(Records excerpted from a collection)
========================
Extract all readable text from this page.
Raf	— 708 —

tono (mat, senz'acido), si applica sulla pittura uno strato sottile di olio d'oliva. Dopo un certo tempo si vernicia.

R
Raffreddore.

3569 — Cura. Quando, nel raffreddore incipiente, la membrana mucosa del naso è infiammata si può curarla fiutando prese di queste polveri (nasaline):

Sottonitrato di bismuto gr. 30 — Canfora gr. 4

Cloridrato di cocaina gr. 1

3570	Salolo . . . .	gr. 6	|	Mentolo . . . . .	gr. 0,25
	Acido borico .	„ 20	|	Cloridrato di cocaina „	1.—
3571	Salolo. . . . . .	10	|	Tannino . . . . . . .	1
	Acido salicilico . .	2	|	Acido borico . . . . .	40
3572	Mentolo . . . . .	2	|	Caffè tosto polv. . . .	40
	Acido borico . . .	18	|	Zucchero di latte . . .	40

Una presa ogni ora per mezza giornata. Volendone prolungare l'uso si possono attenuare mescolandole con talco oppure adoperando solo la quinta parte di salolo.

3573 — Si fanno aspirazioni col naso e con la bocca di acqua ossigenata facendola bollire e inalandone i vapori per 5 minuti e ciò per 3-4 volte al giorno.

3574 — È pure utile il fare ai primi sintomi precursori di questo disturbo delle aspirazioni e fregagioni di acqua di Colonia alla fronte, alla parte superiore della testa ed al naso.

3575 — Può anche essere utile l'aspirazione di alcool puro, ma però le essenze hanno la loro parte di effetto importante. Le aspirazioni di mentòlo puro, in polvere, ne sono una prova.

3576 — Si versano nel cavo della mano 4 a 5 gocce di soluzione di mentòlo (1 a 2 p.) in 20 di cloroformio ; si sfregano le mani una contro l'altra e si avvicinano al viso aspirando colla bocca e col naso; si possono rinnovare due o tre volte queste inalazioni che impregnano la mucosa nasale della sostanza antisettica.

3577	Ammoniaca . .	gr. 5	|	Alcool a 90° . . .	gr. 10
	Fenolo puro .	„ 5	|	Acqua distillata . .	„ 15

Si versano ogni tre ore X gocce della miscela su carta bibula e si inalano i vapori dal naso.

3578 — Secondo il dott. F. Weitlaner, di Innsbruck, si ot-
========================
▸ **Given task**: Above are the records; retype them all without a single difference.

▸ **Solution**:
Extract all readable text from this page.
Raf	— 708 —

tono (mat, senz'acido), si applica sulla pittura uno strato sottile di olio d'oliva. Dopo un certo tempo si vernicia.

R
Raffreddore.

3569 — Cura. Quando, nel raffreddore incipiente, la membrana mucosa del naso è infiammata si può curarla fiutando prese di queste polveri (nasaline):

Sottonitrato di bismuto gr. 30 — Canfora gr. 4

Cloridrato di cocaina gr. 1

3570	Salolo . . . .	gr. 6	|	Mentolo . . . . .	gr. 0,25
	Acido borico .	„ 20	|	Cloridrato di cocaina „	1.—
3571	Salolo. . . . . .	10	|	Tannino . . . . . . .	1
	Acido salicilico . .	2	|	Acido borico . . . . .	40
3572	Mentolo . . . . .	2	|	Caffè tosto polv. . . .	40
	Acido borico . . .	18	|	Zucchero di latte . . .	40

Una presa ogni ora per mezza giornata. Volendone prolungare l'uso si possono attenuare mescolandole con talco oppure adoperando solo la quinta parte di salolo.

3573 — Si fanno aspirazioni col naso e con la bocca di acqua ossigenata facendola bollire e inalandone i vapori per 5 minuti e ciò per 3-4 volte al giorno.

3574 — È pure utile il fare ai primi sintomi precursori di questo disturbo delle aspirazioni e fregagioni di acqua di Colonia alla fronte, alla parte superiore della testa ed al naso.

3575 — Può anche essere utile l'aspirazione di alcool puro, ma però le essenze hanno la loro parte di effetto importante. Le aspirazioni di mentòlo puro, in polvere, ne sono una prova.

3576 — Si versano nel cavo della mano 4 a 5 gocce di soluzione di mentòlo (1 a 2 p.) in 20 di cloroformio ; si sfregano le mani una contro l'altra e si avvicinano al viso aspirando colla bocca e col naso; si possono rinnovare due o tre volte queste inalazioni che impregnano la mucosa nasale della sostanza antisettica.

3577	Ammoniaca . .	gr. 5	|	Alcool a 90° . . .	gr. 10
	Fenolo puro .	„ 5	|	Acqua distillata . .	„ 15

Si versano ogni tre ore X gocce della miscela su carta bibula e si inalano i vapori dal naso.

3578 — Secondo il dott. F. Weitlaner, di Innsbruck, si ot-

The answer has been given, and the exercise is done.